WHAT THE TASK REQUIRES »
Set down every record once more, exactly as given.

SUPPLIED MATERIAL »
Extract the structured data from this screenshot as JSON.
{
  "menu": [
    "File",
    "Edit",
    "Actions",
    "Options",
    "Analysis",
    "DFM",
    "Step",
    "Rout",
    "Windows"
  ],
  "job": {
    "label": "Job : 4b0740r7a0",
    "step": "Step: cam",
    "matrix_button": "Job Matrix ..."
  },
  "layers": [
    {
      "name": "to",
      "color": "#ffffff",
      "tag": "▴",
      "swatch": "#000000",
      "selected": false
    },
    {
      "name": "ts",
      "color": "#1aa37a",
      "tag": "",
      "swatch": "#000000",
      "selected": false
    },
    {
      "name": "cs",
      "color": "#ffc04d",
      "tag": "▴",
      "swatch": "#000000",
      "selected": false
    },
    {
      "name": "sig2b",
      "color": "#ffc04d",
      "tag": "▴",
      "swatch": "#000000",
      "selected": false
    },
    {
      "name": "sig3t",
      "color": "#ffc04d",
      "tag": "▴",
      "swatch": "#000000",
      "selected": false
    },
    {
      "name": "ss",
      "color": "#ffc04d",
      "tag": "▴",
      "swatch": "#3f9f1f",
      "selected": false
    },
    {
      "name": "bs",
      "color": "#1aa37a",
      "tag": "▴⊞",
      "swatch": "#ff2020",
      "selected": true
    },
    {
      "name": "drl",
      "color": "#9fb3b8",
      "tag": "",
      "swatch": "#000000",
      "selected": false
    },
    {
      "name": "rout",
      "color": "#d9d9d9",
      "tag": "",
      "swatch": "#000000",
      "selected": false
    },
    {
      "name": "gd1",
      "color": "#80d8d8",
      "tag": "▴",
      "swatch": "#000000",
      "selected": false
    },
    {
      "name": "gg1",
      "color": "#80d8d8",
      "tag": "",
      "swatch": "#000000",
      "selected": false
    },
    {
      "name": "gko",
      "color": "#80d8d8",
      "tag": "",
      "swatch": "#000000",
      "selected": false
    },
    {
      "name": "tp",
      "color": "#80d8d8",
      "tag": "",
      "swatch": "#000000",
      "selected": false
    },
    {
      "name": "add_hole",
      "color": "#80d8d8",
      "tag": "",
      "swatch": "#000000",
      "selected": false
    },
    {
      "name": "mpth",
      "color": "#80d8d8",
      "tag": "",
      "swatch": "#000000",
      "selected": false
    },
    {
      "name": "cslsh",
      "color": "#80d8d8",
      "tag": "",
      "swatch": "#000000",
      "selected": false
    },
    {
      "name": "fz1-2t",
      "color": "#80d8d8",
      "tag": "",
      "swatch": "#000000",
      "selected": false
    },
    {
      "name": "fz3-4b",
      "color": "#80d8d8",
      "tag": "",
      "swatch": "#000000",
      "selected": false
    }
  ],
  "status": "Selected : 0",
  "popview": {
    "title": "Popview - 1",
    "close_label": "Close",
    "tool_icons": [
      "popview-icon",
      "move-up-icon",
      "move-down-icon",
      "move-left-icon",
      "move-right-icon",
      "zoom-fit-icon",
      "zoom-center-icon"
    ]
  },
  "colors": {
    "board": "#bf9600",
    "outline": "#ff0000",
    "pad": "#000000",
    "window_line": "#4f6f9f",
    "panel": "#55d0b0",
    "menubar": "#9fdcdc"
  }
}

ANSWER TO THIS EXERCISE »
Extract the structured data from this screenshot as JSON.
{
  "menu": [
    "File",
    "Edit",
    "Actions",
    "Options",
    "Analysis",
    "DFM",
    "Step",
    "Rout",
    "Windows"
  ],
  "job": {
    "label": "Job : 4b0740r7a0",
    "step": "Step: cam",
    "matrix_button": "Job Matrix ..."
  },
  "layers": [
    {
      "name": "to",
      "color": "#ffffff",
      "tag": "▴",
      "swatch": "#000000",
      "selected": false
    },
    {
      "name": "ts",
      "color": "#1aa37a",
      "tag": "",
      "swatch": "#000000",
      "selected": false
    },
    {
      "name": "cs",
      "color": "#ffc04d",
      "tag": "▴",
      "swatch": "#000000",
      "selected": false
    },
    {
      "name": "sig2b",
      "color": "#ffc04d",
      "tag": "▴",
      "swatch": "#000000",
      "selected": false
    },
    {
      "name": "sig3t",
      "color": "#ffc04d",
      "tag": "▴",
      "swatch": "#000000",
      "selected": false
    },
    {
      "name": "ss",
      "color": "#ffc04d",
      "tag": "▴",
      "swatch": "#3f9f1f",
      "selected": false
    },
    {
      "name": "bs",
      "color": "#1aa37a",
      "tag": "▴⊞",
      "swatch": "#ff2020",
      "selected": true
    },
    {
      "name": "drl",
      "color": "#9fb3b8",
      "tag": "",
      "swatch": "#000000",
      "selected": false
    },
    {
      "name": "rout",
      "color": "#d9d9d9",
      "tag": "",
      "swatch": "#000000",
      "selected": false
    },
    {
      "name": "gd1",
      "color": "#80d8d8",
      "tag": "▴",
      "swatch": "#000000",
      "selected": false
    },
    {
      "name": "gg1",
      "color": "#80d8d8",
      "tag": "",
      "swatch": "#000000",
      "selected": false
    },
    {
      "name": "gko",
      "color": "#80d8d8",
      "tag": "",
      "swatch": "#000000",
      "selected": false
    },
    {
      "name": "tp",
      "color": "#80d8d8",
      "tag": "",
      "swatch": "#000000",
      "selected": false
    },
    {
      "name": "add_hole",
      "color": "#80d8d8",
      "tag": "",
      "swatch": "#000000",
      "selected": false
    },
    {
      "name": "mpth",
      "color": "#80d8d8",
      "tag": "",
      "swatch": "#000000",
      "selected": false
    },
    {
      "name": "cslsh",
      "color": "#80d8d8",
      "tag": "",
      "swatch": "#000000",
      "selected": false
    },
    {
      "name": "fz1-2t",
      "color": "#80d8d8",
      "tag": "",
      "swatch": "#000000",
      "selected": false
    },
    {
      "name": "fz3-4b",
      "color": "#80d8d8",
      "tag": "",
      "swatch": "#000000",
      "selected": false
    }
  ],
  "status": "Selected : 0",
  "popview": {
    "title": "Popview - 1",
    "close_label": "Close",
    "tool_icons": [
      "popview-icon",
      "move-up-icon",
      "move-down-icon",
      "move-left-icon",
      "move-right-icon",
      "zoom-fit-icon",
      "zoom-center-icon"
    ]
  },
  "colors": {
    "board": "#bf9600",
    "outline": "#ff0000",
    "pad": "#000000",
    "window_line": "#4f6f9f",
    "panel": "#55d0b0",
    "menubar": "#9fdcdc"
  }
}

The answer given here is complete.